### Brief
In the records below, find the line with "Convert this document image to plain text." and repeat it and every line after it, exactly, without any pictures.

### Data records
____
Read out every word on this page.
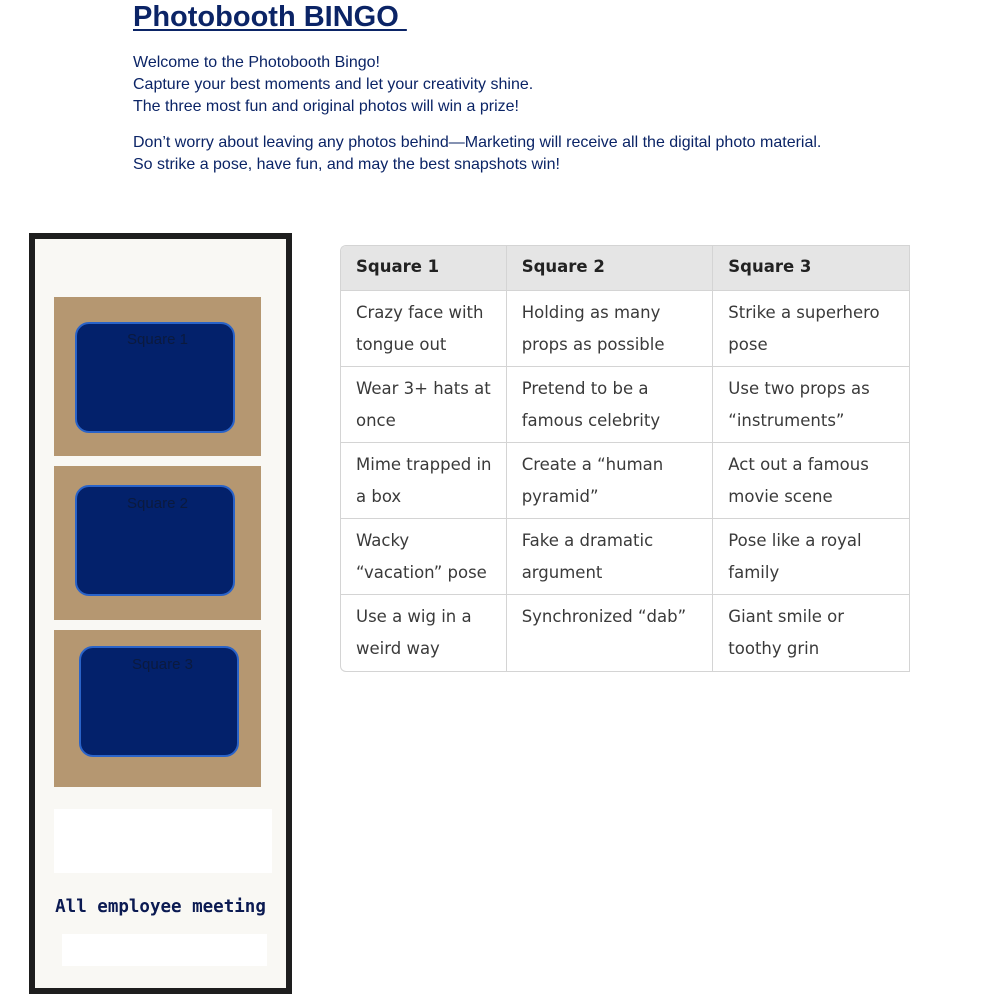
Photobooth BINGO
Welcome to the Photobooth Bingo!
Capture your best moments and let your creativity shine.
The three most fun and original photos will win a prize!
Don’t worry about leaving any photos behind—Marketing will receive all the digital photo material.
So strike a pose, have fun, and may the best snapshots win!
Square 1
Square 2
Square 3
All employee meeting
Square 1	Square 2	Square 3
Crazy face with tongue out	Holding as many props as possible	Strike a superhero pose
Wear 3+ hats at once	Pretend to be a famous celebrity	Use two props as “instruments”
Mime trapped in a box	Create a “human pyramid”	Act out a famous movie scene
Wacky “vacation” pose	Fake a dramatic argument	Pose like a royal family
Use a wig in a weird way	Synchronized “dab”	Giant smile or toothy grin
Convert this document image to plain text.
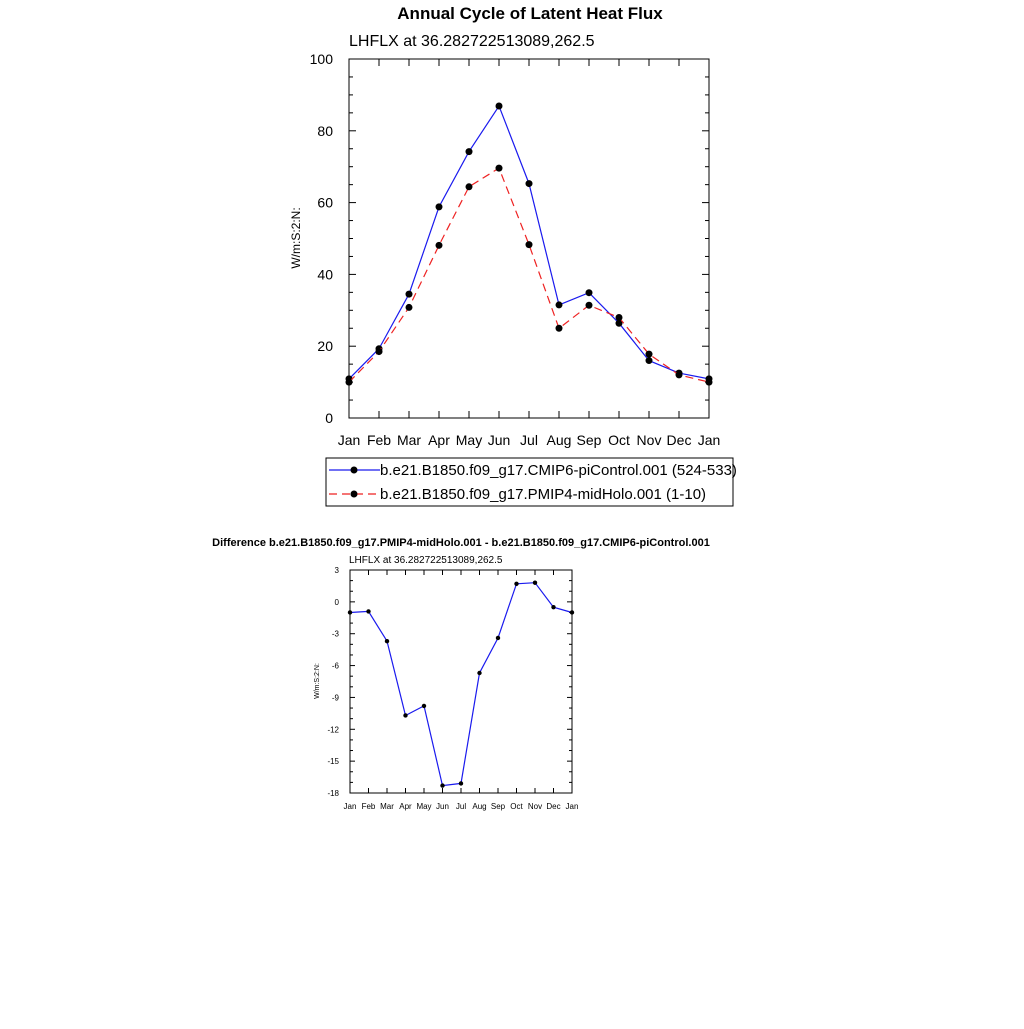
Annual Cycle of Latent Heat Flux
LHFLX at 36.282722513089,262.5
W/m:S:2:N:
0
20
40
60
80
100
Jan Feb Mar Apr May Jun Jul Aug Sep Oct Nov Dec Jan
b.e21.B1850.f09_g17.CMIP6-piControl.001 (524-533)
b.e21.B1850.f09_g17.PMIP4-midHolo.001 (1-10)
Difference b.e21.B1850.f09_g17.PMIP4-midHolo.001 - b.e21.B1850.f09_g17.CMIP6-piControl.001
LHFLX at 36.282722513089,262.5
W/m:S:2:N:
-18
-15
-12
-9
-6
-3
0
3
Jan Feb Mar Apr May Jun Jul Aug Sep Oct Nov Dec Jan
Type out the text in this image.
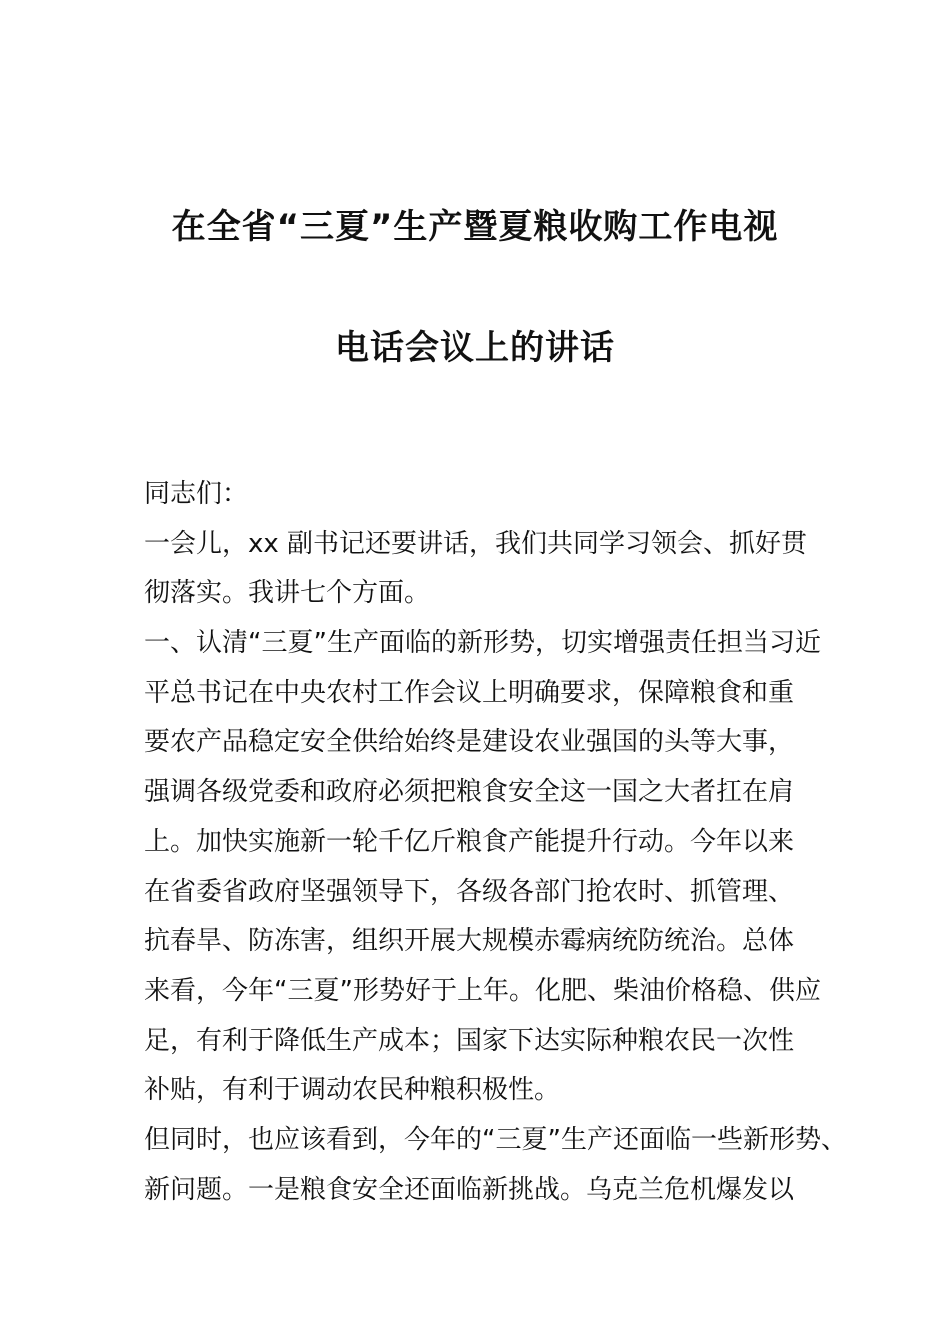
在全省“三夏”生产暨夏粮收购工作电视
电话会议上的讲话
同志们：
一会儿，xx 副书记还要讲话，我们共同学习领会、抓好贯
彻落实。我讲七个方面。
一、认清“三夏”生产面临的新形势，切实增强责任担当习近
平总书记在中央农村工作会议上明确要求，保障粮食和重
要农产品稳定安全供给始终是建设农业强国的头等大事，
强调各级党委和政府必须把粮食安全这一国之大者扛在肩
上。加快实施新一轮千亿斤粮食产能提升行动。今年以来
在省委省政府坚强领导下，各级各部门抢农时、抓管理、
抗春旱、防冻害，组织开展大规模赤霉病统防统治。总体
来看，今年“三夏”形势好于上年。化肥、柴油价格稳、供应
足，有利于降低生产成本；国家下达实际种粮农民一次性
补贴，有利于调动农民种粮积极性。
但同时，也应该看到，今年的“三夏”生产还面临一些新形势、
新问题。一是粮食安全还面临新挑战。乌克兰危机爆发以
____
### Finished answer
Convert this document image to plain text.
Annual Cycle of Latent Heat Flux
LHFLX at 36.282722513089,262.5
W/m:S:2:N:
0
20
40
60
80
100
Jan Feb Mar Apr May Jun Jul Aug Sep Oct Nov Dec Jan
b.e21.B1850.f09_g17.CMIP6-piControl.001 (524-533)
b.e21.B1850.f09_g17.PMIP4-midHolo.001 (1-10)
Difference b.e21.B1850.f09_g17.PMIP4-midHolo.001 - b.e21.B1850.f09_g17.CMIP6-piControl.001
LHFLX at 36.282722513089,262.5
W/m:S:2:N:
-18
-15
-12
-9
-6
-3
0
3
Jan Feb Mar Apr May Jun Jul Aug Sep Oct Nov Dec Jan
Type out the text in this image.
在全省“三夏”生产暨夏粮收购工作电视
电话会议上的讲话
同志们：
一会儿，xx 副书记还要讲话，我们共同学习领会、抓好贯
彻落实。我讲七个方面。
一、认清“三夏”生产面临的新形势，切实增强责任担当习近
平总书记在中央农村工作会议上明确要求，保障粮食和重
要农产品稳定安全供给始终是建设农业强国的头等大事，
强调各级党委和政府必须把粮食安全这一国之大者扛在肩
上。加快实施新一轮千亿斤粮食产能提升行动。今年以来
在省委省政府坚强领导下，各级各部门抢农时、抓管理、
抗春旱、防冻害，组织开展大规模赤霉病统防统治。总体
来看，今年“三夏”形势好于上年。化肥、柴油价格稳、供应
足，有利于降低生产成本；国家下达实际种粮农民一次性
补贴，有利于调动农民种粮积极性。
但同时，也应该看到，今年的“三夏”生产还面临一些新形势、
新问题。一是粮食安全还面临新挑战。乌克兰危机爆发以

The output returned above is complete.